**Exercise aim**: Copy down all of the data underneath, exactly as shown.

**********

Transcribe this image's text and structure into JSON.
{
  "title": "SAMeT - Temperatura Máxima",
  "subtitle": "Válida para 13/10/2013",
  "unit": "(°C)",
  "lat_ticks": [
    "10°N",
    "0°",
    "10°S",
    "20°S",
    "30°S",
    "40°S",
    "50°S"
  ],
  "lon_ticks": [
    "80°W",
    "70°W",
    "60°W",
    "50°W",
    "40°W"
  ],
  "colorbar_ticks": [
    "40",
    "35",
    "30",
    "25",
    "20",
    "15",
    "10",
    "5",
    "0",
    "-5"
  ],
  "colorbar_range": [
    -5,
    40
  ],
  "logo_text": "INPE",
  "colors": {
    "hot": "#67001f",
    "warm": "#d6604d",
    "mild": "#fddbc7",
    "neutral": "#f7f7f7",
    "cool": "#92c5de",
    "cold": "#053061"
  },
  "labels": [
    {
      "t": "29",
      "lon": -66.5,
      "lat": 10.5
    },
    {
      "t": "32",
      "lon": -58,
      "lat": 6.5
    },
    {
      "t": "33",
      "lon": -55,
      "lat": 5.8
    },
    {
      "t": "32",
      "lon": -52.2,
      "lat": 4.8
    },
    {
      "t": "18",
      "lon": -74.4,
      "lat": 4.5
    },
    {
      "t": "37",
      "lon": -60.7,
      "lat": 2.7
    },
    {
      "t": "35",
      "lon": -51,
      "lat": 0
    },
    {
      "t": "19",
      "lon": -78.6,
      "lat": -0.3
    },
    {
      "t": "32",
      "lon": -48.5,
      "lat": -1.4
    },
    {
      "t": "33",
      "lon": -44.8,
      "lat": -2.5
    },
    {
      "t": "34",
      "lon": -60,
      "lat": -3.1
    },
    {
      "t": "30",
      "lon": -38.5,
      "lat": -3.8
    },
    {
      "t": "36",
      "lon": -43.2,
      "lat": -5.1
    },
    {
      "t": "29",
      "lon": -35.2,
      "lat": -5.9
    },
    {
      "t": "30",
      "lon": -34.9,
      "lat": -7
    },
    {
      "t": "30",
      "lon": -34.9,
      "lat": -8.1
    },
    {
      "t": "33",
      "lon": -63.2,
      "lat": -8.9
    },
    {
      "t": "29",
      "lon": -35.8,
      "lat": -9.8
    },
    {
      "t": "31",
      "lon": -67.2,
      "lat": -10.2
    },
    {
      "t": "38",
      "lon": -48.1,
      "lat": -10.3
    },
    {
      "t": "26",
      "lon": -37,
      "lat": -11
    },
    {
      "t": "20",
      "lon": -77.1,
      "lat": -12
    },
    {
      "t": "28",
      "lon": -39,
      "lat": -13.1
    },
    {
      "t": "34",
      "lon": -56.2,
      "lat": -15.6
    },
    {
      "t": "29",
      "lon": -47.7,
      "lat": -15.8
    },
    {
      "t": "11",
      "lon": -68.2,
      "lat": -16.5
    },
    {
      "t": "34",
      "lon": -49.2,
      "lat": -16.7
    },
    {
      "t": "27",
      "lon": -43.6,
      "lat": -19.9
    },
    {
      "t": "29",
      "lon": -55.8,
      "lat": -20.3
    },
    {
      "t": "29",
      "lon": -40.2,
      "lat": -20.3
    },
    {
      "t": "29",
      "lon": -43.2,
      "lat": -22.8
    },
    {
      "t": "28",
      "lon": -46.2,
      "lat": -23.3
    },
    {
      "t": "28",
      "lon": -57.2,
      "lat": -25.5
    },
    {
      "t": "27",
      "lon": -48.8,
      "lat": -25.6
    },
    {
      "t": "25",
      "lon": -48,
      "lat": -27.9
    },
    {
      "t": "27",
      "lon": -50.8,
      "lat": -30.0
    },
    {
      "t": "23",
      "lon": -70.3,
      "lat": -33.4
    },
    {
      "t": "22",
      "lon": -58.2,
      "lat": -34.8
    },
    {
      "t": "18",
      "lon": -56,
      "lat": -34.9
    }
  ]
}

**********

**Solution for this task**:
Transcribe this image's text and structure into JSON.
{
  "title": "SAMeT - Temperatura Máxima",
  "subtitle": "Válida para 13/10/2013",
  "unit": "(°C)",
  "lat_ticks": [
    "10°N",
    "0°",
    "10°S",
    "20°S",
    "30°S",
    "40°S",
    "50°S"
  ],
  "lon_ticks": [
    "80°W",
    "70°W",
    "60°W",
    "50°W",
    "40°W"
  ],
  "colorbar_ticks": [
    "40",
    "35",
    "30",
    "25",
    "20",
    "15",
    "10",
    "5",
    "0",
    "-5"
  ],
  "colorbar_range": [
    -5,
    40
  ],
  "logo_text": "INPE",
  "colors": {
    "hot": "#67001f",
    "warm": "#d6604d",
    "mild": "#fddbc7",
    "neutral": "#f7f7f7",
    "cool": "#92c5de",
    "cold": "#053061"
  },
  "labels": [
    {
      "t": "29",
      "lon": -66.5,
      "lat": 10.5
    },
    {
      "t": "32",
      "lon": -58,
      "lat": 6.5
    },
    {
      "t": "33",
      "lon": -55,
      "lat": 5.8
    },
    {
      "t": "32",
      "lon": -52.2,
      "lat": 4.8
    },
    {
      "t": "18",
      "lon": -74.4,
      "lat": 4.5
    },
    {
      "t": "37",
      "lon": -60.7,
      "lat": 2.7
    },
    {
      "t": "35",
      "lon": -51,
      "lat": 0
    },
    {
      "t": "19",
      "lon": -78.6,
      "lat": -0.3
    },
    {
      "t": "32",
      "lon": -48.5,
      "lat": -1.4
    },
    {
      "t": "33",
      "lon": -44.8,
      "lat": -2.5
    },
    {
      "t": "34",
      "lon": -60,
      "lat": -3.1
    },
    {
      "t": "30",
      "lon": -38.5,
      "lat": -3.8
    },
    {
      "t": "36",
      "lon": -43.2,
      "lat": -5.1
    },
    {
      "t": "29",
      "lon": -35.2,
      "lat": -5.9
    },
    {
      "t": "30",
      "lon": -34.9,
      "lat": -7
    },
    {
      "t": "30",
      "lon": -34.9,
      "lat": -8.1
    },
    {
      "t": "33",
      "lon": -63.2,
      "lat": -8.9
    },
    {
      "t": "29",
      "lon": -35.8,
      "lat": -9.8
    },
    {
      "t": "31",
      "lon": -67.2,
      "lat": -10.2
    },
    {
      "t": "38",
      "lon": -48.1,
      "lat": -10.3
    },
    {
      "t": "26",
      "lon": -37,
      "lat": -11
    },
    {
      "t": "20",
      "lon": -77.1,
      "lat": -12
    },
    {
      "t": "28",
      "lon": -39,
      "lat": -13.1
    },
    {
      "t": "34",
      "lon": -56.2,
      "lat": -15.6
    },
    {
      "t": "29",
      "lon": -47.7,
      "lat": -15.8
    },
    {
      "t": "11",
      "lon": -68.2,
      "lat": -16.5
    },
    {
      "t": "34",
      "lon": -49.2,
      "lat": -16.7
    },
    {
      "t": "27",
      "lon": -43.6,
      "lat": -19.9
    },
    {
      "t": "29",
      "lon": -55.8,
      "lat": -20.3
    },
    {
      "t": "29",
      "lon": -40.2,
      "lat": -20.3
    },
    {
      "t": "29",
      "lon": -43.2,
      "lat": -22.8
    },
    {
      "t": "28",
      "lon": -46.2,
      "lat": -23.3
    },
    {
      "t": "28",
      "lon": -57.2,
      "lat": -25.5
    },
    {
      "t": "27",
      "lon": -48.8,
      "lat": -25.6
    },
    {
      "t": "25",
      "lon": -48,
      "lat": -27.9
    },
    {
      "t": "27",
      "lon": -50.8,
      "lat": -30.0
    },
    {
      "t": "23",
      "lon": -70.3,
      "lat": -33.4
    },
    {
      "t": "22",
      "lon": -58.2,
      "lat": -34.8
    },
    {
      "t": "18",
      "lon": -56,
      "lat": -34.9
    }
  ]
}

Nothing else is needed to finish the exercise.